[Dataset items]
========================================

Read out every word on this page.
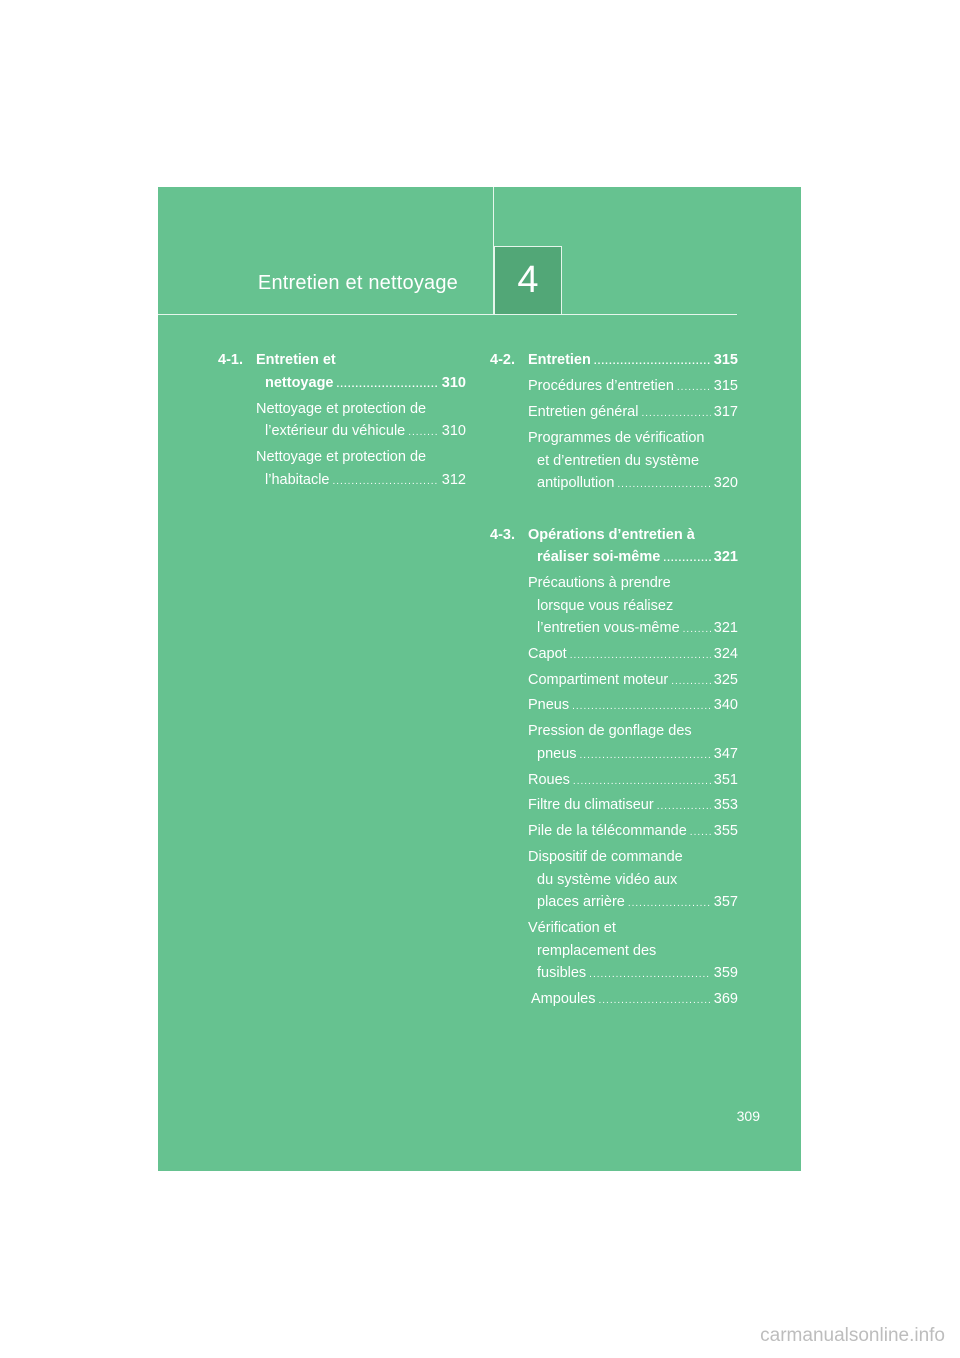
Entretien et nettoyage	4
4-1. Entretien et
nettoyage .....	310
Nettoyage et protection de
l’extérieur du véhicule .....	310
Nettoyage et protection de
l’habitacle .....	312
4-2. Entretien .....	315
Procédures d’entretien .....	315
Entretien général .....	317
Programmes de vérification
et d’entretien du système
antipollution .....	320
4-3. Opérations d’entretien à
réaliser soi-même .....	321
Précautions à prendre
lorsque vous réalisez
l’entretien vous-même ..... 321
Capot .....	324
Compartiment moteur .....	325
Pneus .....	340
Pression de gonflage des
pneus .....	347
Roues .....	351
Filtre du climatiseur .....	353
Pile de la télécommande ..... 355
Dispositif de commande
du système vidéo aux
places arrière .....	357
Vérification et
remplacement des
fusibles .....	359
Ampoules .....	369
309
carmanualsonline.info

========================================

> **Given exercise**
Pictures in the records should not appear in your copy, but everything else must be transcribed exactly.

> **Task answer**
Read out every word on this page.
Entretien et nettoyage	4
4-1. Entretien et
nettoyage .....	310
Nettoyage et protection de
l’extérieur du véhicule .....	310
Nettoyage et protection de
l’habitacle .....	312
4-2. Entretien .....	315
Procédures d’entretien .....	315
Entretien général .....	317
Programmes de vérification
et d’entretien du système
antipollution .....	320
4-3. Opérations d’entretien à
réaliser soi-même .....	321
Précautions à prendre
lorsque vous réalisez
l’entretien vous-même ..... 321
Capot .....	324
Compartiment moteur .....	325
Pneus .....	340
Pression de gonflage des
pneus .....	347
Roues .....	351
Filtre du climatiseur .....	353
Pile de la télécommande ..... 355
Dispositif de commande
du système vidéo aux
places arrière .....	357
Vérification et
remplacement des
fusibles .....	359
Ampoules .....	369
309
carmanualsonline.info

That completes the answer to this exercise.